## AIM OF THE EXERCISE
Set the listing down again exactly, please, apart from its pictures.

## Extracts from a graphics dataset

>>>>>

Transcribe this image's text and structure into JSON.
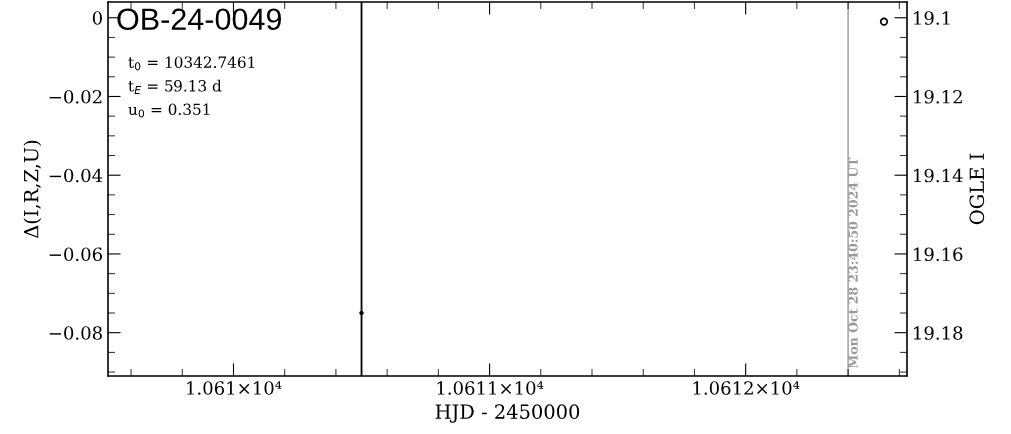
{
  "chart_data": {
    "type": "scatter",
    "title": "OB-24-0049",
    "xlabel": "HJD - 2450000",
    "ylabel": "Δ(I,R,Z,U)",
    "y2label": "OGLE I",
    "annotations": [
      "t$_{0}$ = 10342.7461",
      "t$_{E}$ = 59.13 d",
      "u$_{0}$ = 0.351",
      {
        "text": "Mon Oct 28 23:40:50 2024 UT",
        "x": 10612.4
      }
    ],
    "series": [
      {
        "color": "#000000",
        "x": [
          10612.54
        ],
        "values": [
          19.101
        ],
        "axis": "y2",
        "marker": "circle"
      },
      {
        "color": "#000000",
        "x": [
          10610.5
        ],
        "values": [
          -0.075
        ],
        "marker": "circle"
      }
    ],
    "xlim": [
      10609.51,
      10612.63
    ],
    "xticks": [
      {
        "value": 10610,
        "label": "1.061×10⁴"
      },
      {
        "value": 10611,
        "label": "1.0611×10⁴"
      },
      {
        "value": 10612,
        "label": "1.0612×10⁴"
      }
    ],
    "ylim": [
      -0.091,
      0.004
    ],
    "yticks": [
      {
        "value": 0,
        "label": "0"
      },
      {
        "value": -0.02,
        "label": "−0.02"
      },
      {
        "value": -0.04,
        "label": "−0.04"
      },
      {
        "value": -0.06,
        "label": "−0.06"
      },
      {
        "value": -0.08,
        "label": "−0.08"
      }
    ],
    "y2lim": [
      19.191,
      19.096
    ],
    "y2ticks": [
      19.1,
      19.12,
      19.14,
      19.16,
      19.18
    ],
    "ref_lines": [
      {
        "axis": "x",
        "value": 10610.5,
        "label": null,
        "color": "#000000",
        "line_style": "solid"
      },
      {
        "axis": "x",
        "value": 10612.4,
        "label": null,
        "color": "#999999",
        "line_style": "solid"
      }
    ],
    "grid": false,
    "legend": false
  }
}
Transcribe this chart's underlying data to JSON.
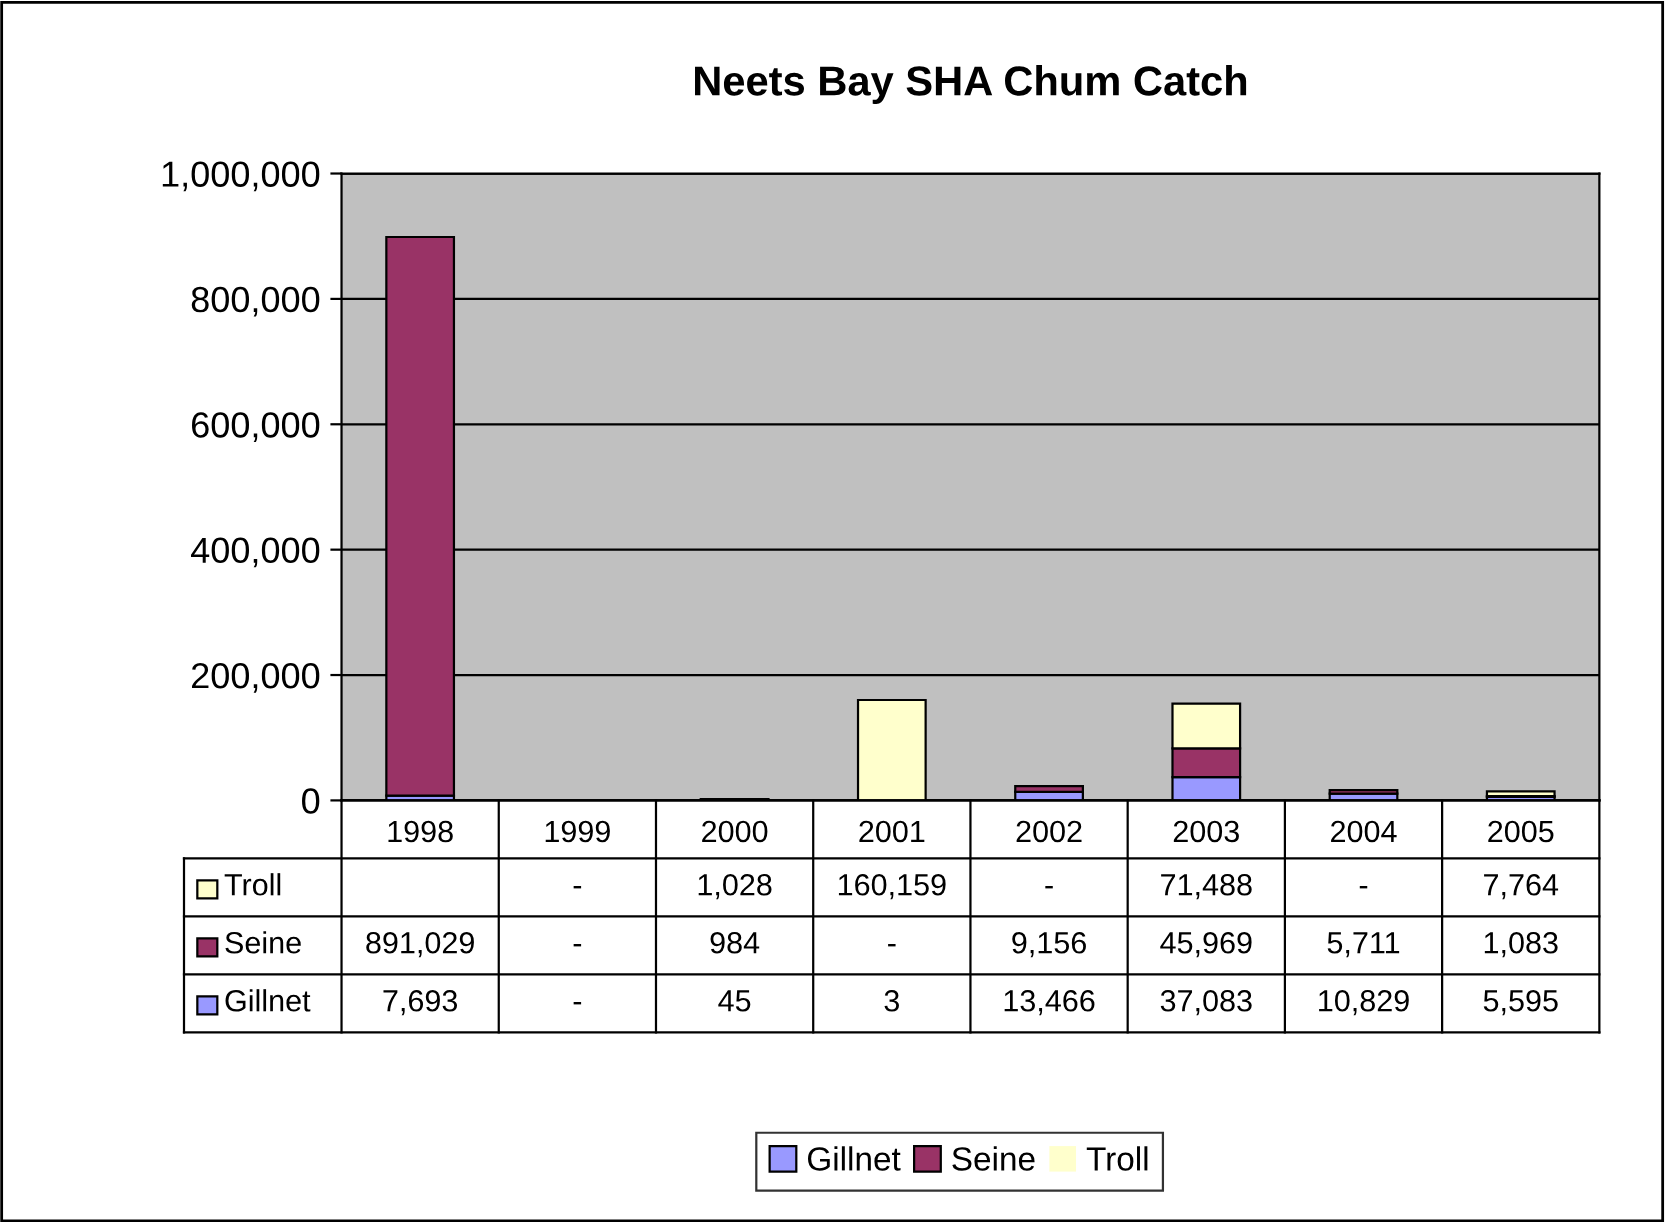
{
  "chart_data": {
    "type": "bar",
    "title": "Neets Bay SHA Chum Catch",
    "stacked": true,
    "categories": [
      "1998",
      "1999",
      "2000",
      "2001",
      "2002",
      "2003",
      "2004",
      "2005"
    ],
    "series": [
      {
        "name": "Gillnet",
        "color": "#9999ff",
        "values": [
          7693,
          0,
          45,
          3,
          13466,
          37083,
          10829,
          5595
        ],
        "value_labels": [
          "7,693",
          "-",
          "45",
          "3",
          "13,466",
          "37,083",
          "10,829",
          "5,595"
        ]
      },
      {
        "name": "Seine",
        "color": "#993366",
        "values": [
          891029,
          0,
          984,
          0,
          9156,
          45969,
          5711,
          1083
        ],
        "value_labels": [
          "891,029",
          "-",
          "984",
          "-",
          "9,156",
          "45,969",
          "5,711",
          "1,083"
        ]
      },
      {
        "name": "Troll",
        "color": "#ffffcc",
        "values": [
          null,
          0,
          1028,
          160159,
          0,
          71488,
          0,
          7764
        ],
        "value_labels": [
          null,
          "-",
          "1,028",
          "160,159",
          "-",
          "71,488",
          "-",
          "7,764"
        ]
      }
    ],
    "ylim": [
      0,
      1000000
    ],
    "yticks": [
      0,
      {
        "value": 200000,
        "label": "200,000"
      },
      {
        "value": 400000,
        "label": "400,000"
      },
      {
        "value": 600000,
        "label": "600,000"
      },
      {
        "value": 800000,
        "label": "800,000"
      },
      {
        "value": 1000000,
        "label": "1,000,000"
      }
    ],
    "grid": "y",
    "legend": "bottom"
  }
}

<<<<<

## FINISHED EXERCISE
Transcribe this image's text and structure into JSON.
{
  "chart_data": {
    "type": "scatter",
    "title": "OB-24-0049",
    "xlabel": "HJD - 2450000",
    "ylabel": "Δ(I,R,Z,U)",
    "y2label": "OGLE I",
    "annotations": [
      "t$_{0}$ = 10342.7461",
      "t$_{E}$ = 59.13 d",
      "u$_{0}$ = 0.351",
      {
        "text": "Mon Oct 28 23:40:50 2024 UT",
        "x": 10612.4
      }
    ],
    "series": [
      {
        "color": "#000000",
        "x": [
          10612.54
        ],
        "values": [
          19.101
        ],
        "axis": "y2",
        "marker": "circle"
      },
      {
        "color": "#000000",
        "x": [
          10610.5
        ],
        "values": [
          -0.075
        ],
        "marker": "circle"
      }
    ],
    "xlim": [
      10609.51,
      10612.63
    ],
    "xticks": [
      {
        "value": 10610,
        "label": "1.061×10⁴"
      },
      {
        "value": 10611,
        "label": "1.0611×10⁴"
      },
      {
        "value": 10612,
        "label": "1.0612×10⁴"
      }
    ],
    "ylim": [
      -0.091,
      0.004
    ],
    "yticks": [
      {
        "value": 0,
        "label": "0"
      },
      {
        "value": -0.02,
        "label": "−0.02"
      },
      {
        "value": -0.04,
        "label": "−0.04"
      },
      {
        "value": -0.06,
        "label": "−0.06"
      },
      {
        "value": -0.08,
        "label": "−0.08"
      }
    ],
    "y2lim": [
      19.191,
      19.096
    ],
    "y2ticks": [
      19.1,
      19.12,
      19.14,
      19.16,
      19.18
    ],
    "ref_lines": [
      {
        "axis": "x",
        "value": 10610.5,
        "label": null,
        "color": "#000000",
        "line_style": "solid"
      },
      {
        "axis": "x",
        "value": 10612.4,
        "label": null,
        "color": "#999999",
        "line_style": "solid"
      }
    ],
    "grid": false,
    "legend": false
  }
}
Transcribe this chart's underlying data to JSON.
{
  "chart_data": {
    "type": "bar",
    "title": "Neets Bay SHA Chum Catch",
    "stacked": true,
    "categories": [
      "1998",
      "1999",
      "2000",
      "2001",
      "2002",
      "2003",
      "2004",
      "2005"
    ],
    "series": [
      {
        "name": "Gillnet",
        "color": "#9999ff",
        "values": [
          7693,
          0,
          45,
          3,
          13466,
          37083,
          10829,
          5595
        ],
        "value_labels": [
          "7,693",
          "-",
          "45",
          "3",
          "13,466",
          "37,083",
          "10,829",
          "5,595"
        ]
      },
      {
        "name": "Seine",
        "color": "#993366",
        "values": [
          891029,
          0,
          984,
          0,
          9156,
          45969,
          5711,
          1083
        ],
        "value_labels": [
          "891,029",
          "-",
          "984",
          "-",
          "9,156",
          "45,969",
          "5,711",
          "1,083"
        ]
      },
      {
        "name": "Troll",
        "color": "#ffffcc",
        "values": [
          null,
          0,
          1028,
          160159,
          0,
          71488,
          0,
          7764
        ],
        "value_labels": [
          null,
          "-",
          "1,028",
          "160,159",
          "-",
          "71,488",
          "-",
          "7,764"
        ]
      }
    ],
    "ylim": [
      0,
      1000000
    ],
    "yticks": [
      0,
      {
        "value": 200000,
        "label": "200,000"
      },
      {
        "value": 400000,
        "label": "400,000"
      },
      {
        "value": 600000,
        "label": "600,000"
      },
      {
        "value": 800000,
        "label": "800,000"
      },
      {
        "value": 1000000,
        "label": "1,000,000"
      }
    ],
    "grid": "y",
    "legend": "bottom"
  }
}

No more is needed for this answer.